■ Data items
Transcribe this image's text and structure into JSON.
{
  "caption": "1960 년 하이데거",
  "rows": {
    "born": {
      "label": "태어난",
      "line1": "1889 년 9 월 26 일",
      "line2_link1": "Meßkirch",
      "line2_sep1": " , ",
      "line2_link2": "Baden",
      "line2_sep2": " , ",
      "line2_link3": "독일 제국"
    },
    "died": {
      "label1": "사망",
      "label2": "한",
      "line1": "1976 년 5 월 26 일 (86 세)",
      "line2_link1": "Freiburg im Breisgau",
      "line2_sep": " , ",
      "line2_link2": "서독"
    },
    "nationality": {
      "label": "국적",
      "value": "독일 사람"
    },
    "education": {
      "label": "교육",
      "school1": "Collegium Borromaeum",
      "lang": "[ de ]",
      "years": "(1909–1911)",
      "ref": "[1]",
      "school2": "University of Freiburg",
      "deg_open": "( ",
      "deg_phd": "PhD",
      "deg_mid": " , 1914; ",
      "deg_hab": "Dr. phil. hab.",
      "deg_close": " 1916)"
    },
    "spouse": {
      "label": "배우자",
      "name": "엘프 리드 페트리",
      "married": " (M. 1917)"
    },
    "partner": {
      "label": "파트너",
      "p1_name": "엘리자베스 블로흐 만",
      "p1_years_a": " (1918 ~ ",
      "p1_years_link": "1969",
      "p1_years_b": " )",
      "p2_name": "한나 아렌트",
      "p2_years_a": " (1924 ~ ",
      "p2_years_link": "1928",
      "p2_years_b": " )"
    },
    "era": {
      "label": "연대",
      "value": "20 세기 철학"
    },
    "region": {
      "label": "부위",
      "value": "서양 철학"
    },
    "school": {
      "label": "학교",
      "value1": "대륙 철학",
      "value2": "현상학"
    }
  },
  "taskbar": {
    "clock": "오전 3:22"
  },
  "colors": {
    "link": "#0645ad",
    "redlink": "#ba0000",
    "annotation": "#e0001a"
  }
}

■ THE PROBLEM
Restate every entry word for word.

■ RESULT FOR THIS TASK
Transcribe this image's text and structure into JSON.
{
  "caption": "1960 년 하이데거",
  "rows": {
    "born": {
      "label": "태어난",
      "line1": "1889 년 9 월 26 일",
      "line2_link1": "Meßkirch",
      "line2_sep1": " , ",
      "line2_link2": "Baden",
      "line2_sep2": " , ",
      "line2_link3": "독일 제국"
    },
    "died": {
      "label1": "사망",
      "label2": "한",
      "line1": "1976 년 5 월 26 일 (86 세)",
      "line2_link1": "Freiburg im Breisgau",
      "line2_sep": " , ",
      "line2_link2": "서독"
    },
    "nationality": {
      "label": "국적",
      "value": "독일 사람"
    },
    "education": {
      "label": "교육",
      "school1": "Collegium Borromaeum",
      "lang": "[ de ]",
      "years": "(1909–1911)",
      "ref": "[1]",
      "school2": "University of Freiburg",
      "deg_open": "( ",
      "deg_phd": "PhD",
      "deg_mid": " , 1914; ",
      "deg_hab": "Dr. phil. hab.",
      "deg_close": " 1916)"
    },
    "spouse": {
      "label": "배우자",
      "name": "엘프 리드 페트리",
      "married": " (M. 1917)"
    },
    "partner": {
      "label": "파트너",
      "p1_name": "엘리자베스 블로흐 만",
      "p1_years_a": " (1918 ~ ",
      "p1_years_link": "1969",
      "p1_years_b": " )",
      "p2_name": "한나 아렌트",
      "p2_years_a": " (1924 ~ ",
      "p2_years_link": "1928",
      "p2_years_b": " )"
    },
    "era": {
      "label": "연대",
      "value": "20 세기 철학"
    },
    "region": {
      "label": "부위",
      "value": "서양 철학"
    },
    "school": {
      "label": "학교",
      "value1": "대륙 철학",
      "value2": "현상학"
    }
  },
  "taskbar": {
    "clock": "오전 3:22"
  },
  "colors": {
    "link": "#0645ad",
    "redlink": "#ba0000",
    "annotation": "#e0001a"
  }
}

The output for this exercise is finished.